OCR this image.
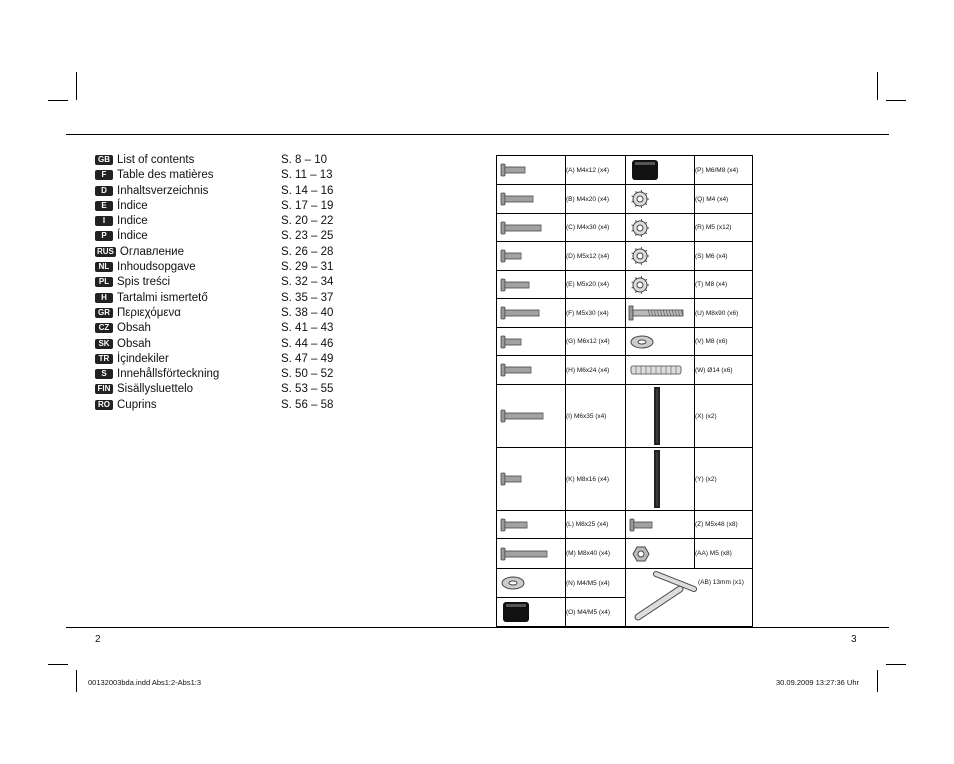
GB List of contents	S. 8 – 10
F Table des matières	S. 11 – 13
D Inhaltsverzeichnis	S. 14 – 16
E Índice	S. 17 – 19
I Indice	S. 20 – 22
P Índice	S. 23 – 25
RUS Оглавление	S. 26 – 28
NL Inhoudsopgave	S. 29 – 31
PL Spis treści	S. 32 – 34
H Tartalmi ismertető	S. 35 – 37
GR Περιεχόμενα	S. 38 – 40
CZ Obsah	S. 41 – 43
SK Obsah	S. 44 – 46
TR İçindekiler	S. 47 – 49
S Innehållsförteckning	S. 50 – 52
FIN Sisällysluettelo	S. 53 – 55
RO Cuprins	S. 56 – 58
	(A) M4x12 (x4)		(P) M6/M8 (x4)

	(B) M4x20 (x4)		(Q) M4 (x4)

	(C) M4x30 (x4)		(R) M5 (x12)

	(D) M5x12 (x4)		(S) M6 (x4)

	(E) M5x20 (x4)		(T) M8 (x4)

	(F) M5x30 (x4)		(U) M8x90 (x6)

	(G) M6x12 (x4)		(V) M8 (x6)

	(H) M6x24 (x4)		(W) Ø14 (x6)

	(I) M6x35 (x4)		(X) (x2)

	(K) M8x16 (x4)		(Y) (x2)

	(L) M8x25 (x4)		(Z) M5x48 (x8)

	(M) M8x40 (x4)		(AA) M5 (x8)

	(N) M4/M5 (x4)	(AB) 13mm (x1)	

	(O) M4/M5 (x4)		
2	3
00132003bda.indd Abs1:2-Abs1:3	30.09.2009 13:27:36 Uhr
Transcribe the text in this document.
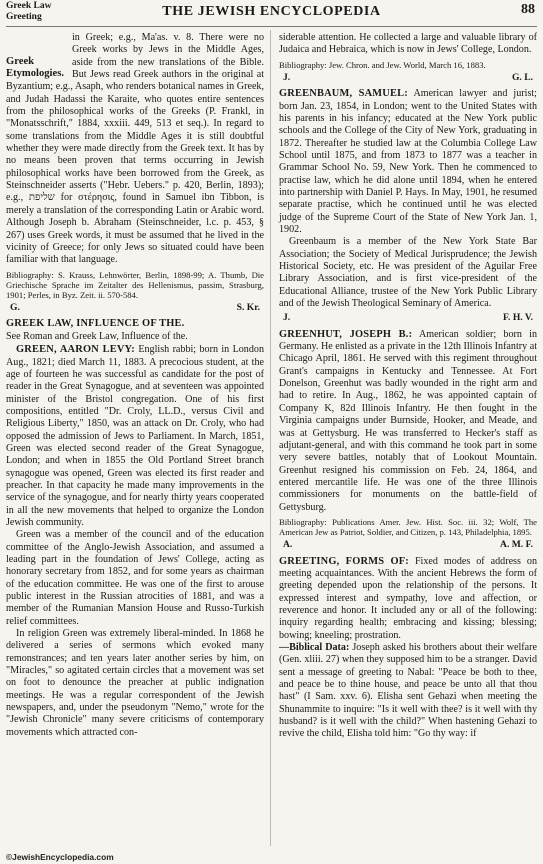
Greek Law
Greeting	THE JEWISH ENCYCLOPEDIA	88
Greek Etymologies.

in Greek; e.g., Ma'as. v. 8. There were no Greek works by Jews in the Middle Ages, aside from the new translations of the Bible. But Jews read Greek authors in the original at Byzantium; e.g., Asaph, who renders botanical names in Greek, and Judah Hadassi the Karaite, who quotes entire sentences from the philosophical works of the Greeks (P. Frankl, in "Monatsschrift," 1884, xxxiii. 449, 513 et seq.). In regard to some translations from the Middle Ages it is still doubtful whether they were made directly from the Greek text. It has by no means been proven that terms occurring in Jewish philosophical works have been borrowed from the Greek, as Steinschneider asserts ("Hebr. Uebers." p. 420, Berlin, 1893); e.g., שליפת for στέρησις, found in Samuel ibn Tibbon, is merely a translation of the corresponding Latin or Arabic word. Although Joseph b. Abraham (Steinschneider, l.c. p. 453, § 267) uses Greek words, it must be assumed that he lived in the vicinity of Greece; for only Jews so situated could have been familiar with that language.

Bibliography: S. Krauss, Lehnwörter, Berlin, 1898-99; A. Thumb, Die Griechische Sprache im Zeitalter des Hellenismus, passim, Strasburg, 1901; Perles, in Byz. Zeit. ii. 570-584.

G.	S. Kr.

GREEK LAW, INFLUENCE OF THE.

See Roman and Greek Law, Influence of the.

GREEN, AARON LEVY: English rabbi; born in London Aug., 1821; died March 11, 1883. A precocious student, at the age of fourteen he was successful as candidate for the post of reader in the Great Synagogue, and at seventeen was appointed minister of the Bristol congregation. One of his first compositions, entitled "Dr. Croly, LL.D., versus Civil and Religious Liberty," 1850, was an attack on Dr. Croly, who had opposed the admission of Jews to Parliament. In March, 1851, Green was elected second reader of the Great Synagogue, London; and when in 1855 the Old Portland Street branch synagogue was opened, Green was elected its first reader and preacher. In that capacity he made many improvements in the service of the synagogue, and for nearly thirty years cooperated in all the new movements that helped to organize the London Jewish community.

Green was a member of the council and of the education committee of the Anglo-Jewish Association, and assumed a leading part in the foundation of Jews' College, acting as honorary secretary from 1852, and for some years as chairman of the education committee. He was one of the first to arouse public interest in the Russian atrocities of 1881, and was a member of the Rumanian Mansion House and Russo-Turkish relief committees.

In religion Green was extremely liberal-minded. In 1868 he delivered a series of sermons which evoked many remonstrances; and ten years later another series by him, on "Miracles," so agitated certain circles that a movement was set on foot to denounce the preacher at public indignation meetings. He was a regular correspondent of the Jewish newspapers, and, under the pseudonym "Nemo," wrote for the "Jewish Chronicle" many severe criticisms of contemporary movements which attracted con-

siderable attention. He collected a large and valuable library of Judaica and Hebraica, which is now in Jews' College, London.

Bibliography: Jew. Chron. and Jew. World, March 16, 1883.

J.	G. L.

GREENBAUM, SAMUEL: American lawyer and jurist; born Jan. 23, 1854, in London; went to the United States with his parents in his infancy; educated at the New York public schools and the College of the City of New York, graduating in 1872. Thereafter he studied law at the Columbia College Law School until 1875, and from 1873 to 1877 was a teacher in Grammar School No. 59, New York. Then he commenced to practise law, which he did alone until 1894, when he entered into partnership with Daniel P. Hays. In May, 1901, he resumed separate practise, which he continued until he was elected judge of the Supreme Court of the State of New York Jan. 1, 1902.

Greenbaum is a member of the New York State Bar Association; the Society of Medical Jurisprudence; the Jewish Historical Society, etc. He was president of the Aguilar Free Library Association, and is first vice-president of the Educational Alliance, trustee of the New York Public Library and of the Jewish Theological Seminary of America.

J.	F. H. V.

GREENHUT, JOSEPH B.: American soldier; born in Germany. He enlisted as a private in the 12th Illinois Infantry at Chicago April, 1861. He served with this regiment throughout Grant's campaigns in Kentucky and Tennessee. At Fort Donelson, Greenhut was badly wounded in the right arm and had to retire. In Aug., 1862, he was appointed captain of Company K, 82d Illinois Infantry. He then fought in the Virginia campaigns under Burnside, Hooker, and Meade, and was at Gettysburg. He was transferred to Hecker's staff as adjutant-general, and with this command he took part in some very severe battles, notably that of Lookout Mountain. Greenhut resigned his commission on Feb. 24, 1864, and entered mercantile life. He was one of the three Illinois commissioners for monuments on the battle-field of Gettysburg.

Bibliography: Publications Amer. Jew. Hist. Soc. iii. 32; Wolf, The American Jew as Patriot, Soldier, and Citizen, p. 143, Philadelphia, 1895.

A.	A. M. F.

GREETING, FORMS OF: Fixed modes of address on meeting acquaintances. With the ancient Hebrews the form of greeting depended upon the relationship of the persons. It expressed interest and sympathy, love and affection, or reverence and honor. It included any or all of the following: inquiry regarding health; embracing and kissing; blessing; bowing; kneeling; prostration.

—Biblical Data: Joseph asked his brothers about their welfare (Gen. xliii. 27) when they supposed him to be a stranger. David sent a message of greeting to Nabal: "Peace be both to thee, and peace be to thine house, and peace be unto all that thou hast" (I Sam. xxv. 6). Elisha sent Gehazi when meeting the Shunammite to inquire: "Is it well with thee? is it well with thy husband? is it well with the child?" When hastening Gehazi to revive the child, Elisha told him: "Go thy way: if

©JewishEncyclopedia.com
- - - - -
TASK PROMPT — Transcribe the records above exactly, leaving out every picture.

TASK SOLUTION —
OCR this image.
GB List of contents	S. 8 – 10
F Table des matières	S. 11 – 13
D Inhaltsverzeichnis	S. 14 – 16
E Índice	S. 17 – 19
I Indice	S. 20 – 22
P Índice	S. 23 – 25
RUS Оглавление	S. 26 – 28
NL Inhoudsopgave	S. 29 – 31
PL Spis treści	S. 32 – 34
H Tartalmi ismertető	S. 35 – 37
GR Περιεχόμενα	S. 38 – 40
CZ Obsah	S. 41 – 43
SK Obsah	S. 44 – 46
TR İçindekiler	S. 47 – 49
S Innehållsförteckning	S. 50 – 52
FIN Sisällysluettelo	S. 53 – 55
RO Cuprins	S. 56 – 58
	(A) M4x12 (x4)		(P) M6/M8 (x4)

	(B) M4x20 (x4)		(Q) M4 (x4)

	(C) M4x30 (x4)		(R) M5 (x12)

	(D) M5x12 (x4)		(S) M6 (x4)

	(E) M5x20 (x4)		(T) M8 (x4)

	(F) M5x30 (x4)		(U) M8x90 (x6)

	(G) M6x12 (x4)		(V) M8 (x6)

	(H) M6x24 (x4)		(W) Ø14 (x6)

	(I) M6x35 (x4)		(X) (x2)

	(K) M8x16 (x4)		(Y) (x2)

	(L) M8x25 (x4)		(Z) M5x48 (x8)

	(M) M8x40 (x4)		(AA) M5 (x8)

	(N) M4/M5 (x4)	(AB) 13mm (x1)	

	(O) M4/M5 (x4)		
2	3
00132003bda.indd Abs1:2-Abs1:3	30.09.2009 13:27:36 Uhr
Transcribe the text in this document.
Greek Law
Greeting	THE JEWISH ENCYCLOPEDIA	88
Greek Etymologies.

in Greek; e.g., Ma'as. v. 8. There were no Greek works by Jews in the Middle Ages, aside from the new translations of the Bible. But Jews read Greek authors in the original at Byzantium; e.g., Asaph, who renders botanical names in Greek, and Judah Hadassi the Karaite, who quotes entire sentences from the philosophical works of the Greeks (P. Frankl, in "Monatsschrift," 1884, xxxiii. 449, 513 et seq.). In regard to some translations from the Middle Ages it is still doubtful whether they were made directly from the Greek text. It has by no means been proven that terms occurring in Jewish philosophical works have been borrowed from the Greek, as Steinschneider asserts ("Hebr. Uebers." p. 420, Berlin, 1893); e.g., שליפת for στέρησις, found in Samuel ibn Tibbon, is merely a translation of the corresponding Latin or Arabic word. Although Joseph b. Abraham (Steinschneider, l.c. p. 453, § 267) uses Greek words, it must be assumed that he lived in the vicinity of Greece; for only Jews so situated could have been familiar with that language.

Bibliography: S. Krauss, Lehnwörter, Berlin, 1898-99; A. Thumb, Die Griechische Sprache im Zeitalter des Hellenismus, passim, Strasburg, 1901; Perles, in Byz. Zeit. ii. 570-584.

G.	S. Kr.

GREEK LAW, INFLUENCE OF THE.

See Roman and Greek Law, Influence of the.

GREEN, AARON LEVY: English rabbi; born in London Aug., 1821; died March 11, 1883. A precocious student, at the age of fourteen he was successful as candidate for the post of reader in the Great Synagogue, and at seventeen was appointed minister of the Bristol congregation. One of his first compositions, entitled "Dr. Croly, LL.D., versus Civil and Religious Liberty," 1850, was an attack on Dr. Croly, who had opposed the admission of Jews to Parliament. In March, 1851, Green was elected second reader of the Great Synagogue, London; and when in 1855 the Old Portland Street branch synagogue was opened, Green was elected its first reader and preacher. In that capacity he made many improvements in the service of the synagogue, and for nearly thirty years cooperated in all the new movements that helped to organize the London Jewish community.

Green was a member of the council and of the education committee of the Anglo-Jewish Association, and assumed a leading part in the foundation of Jews' College, acting as honorary secretary from 1852, and for some years as chairman of the education committee. He was one of the first to arouse public interest in the Russian atrocities of 1881, and was a member of the Rumanian Mansion House and Russo-Turkish relief committees.

In religion Green was extremely liberal-minded. In 1868 he delivered a series of sermons which evoked many remonstrances; and ten years later another series by him, on "Miracles," so agitated certain circles that a movement was set on foot to denounce the preacher at public indignation meetings. He was a regular correspondent of the Jewish newspapers, and, under the pseudonym "Nemo," wrote for the "Jewish Chronicle" many severe criticisms of contemporary movements which attracted con-

siderable attention. He collected a large and valuable library of Judaica and Hebraica, which is now in Jews' College, London.

Bibliography: Jew. Chron. and Jew. World, March 16, 1883.

J.	G. L.

GREENBAUM, SAMUEL: American lawyer and jurist; born Jan. 23, 1854, in London; went to the United States with his parents in his infancy; educated at the New York public schools and the College of the City of New York, graduating in 1872. Thereafter he studied law at the Columbia College Law School until 1875, and from 1873 to 1877 was a teacher in Grammar School No. 59, New York. Then he commenced to practise law, which he did alone until 1894, when he entered into partnership with Daniel P. Hays. In May, 1901, he resumed separate practise, which he continued until he was elected judge of the Supreme Court of the State of New York Jan. 1, 1902.

Greenbaum is a member of the New York State Bar Association; the Society of Medical Jurisprudence; the Jewish Historical Society, etc. He was president of the Aguilar Free Library Association, and is first vice-president of the Educational Alliance, trustee of the New York Public Library and of the Jewish Theological Seminary of America.

J.	F. H. V.

GREENHUT, JOSEPH B.: American soldier; born in Germany. He enlisted as a private in the 12th Illinois Infantry at Chicago April, 1861. He served with this regiment throughout Grant's campaigns in Kentucky and Tennessee. At Fort Donelson, Greenhut was badly wounded in the right arm and had to retire. In Aug., 1862, he was appointed captain of Company K, 82d Illinois Infantry. He then fought in the Virginia campaigns under Burnside, Hooker, and Meade, and was at Gettysburg. He was transferred to Hecker's staff as adjutant-general, and with this command he took part in some very severe battles, notably that of Lookout Mountain. Greenhut resigned his commission on Feb. 24, 1864, and entered mercantile life. He was one of the three Illinois commissioners for monuments on the battle-field of Gettysburg.

Bibliography: Publications Amer. Jew. Hist. Soc. iii. 32; Wolf, The American Jew as Patriot, Soldier, and Citizen, p. 143, Philadelphia, 1895.

A.	A. M. F.

GREETING, FORMS OF: Fixed modes of address on meeting acquaintances. With the ancient Hebrews the form of greeting depended upon the relationship of the persons. It expressed interest and sympathy, love and affection, or reverence and honor. It included any or all of the following: inquiry regarding health; embracing and kissing; blessing; bowing; kneeling; prostration.

—Biblical Data: Joseph asked his brothers about their welfare (Gen. xliii. 27) when they supposed him to be a stranger. David sent a message of greeting to Nabal: "Peace be both to thee, and peace be to thine house, and peace be unto all that thou hast" (I Sam. xxv. 6). Elisha sent Gehazi when meeting the Shunammite to inquire: "Is it well with thee? is it well with thy husband? is it well with the child?" When hastening Gehazi to revive the child, Elisha told him: "Go thy way: if

©JewishEncyclopedia.com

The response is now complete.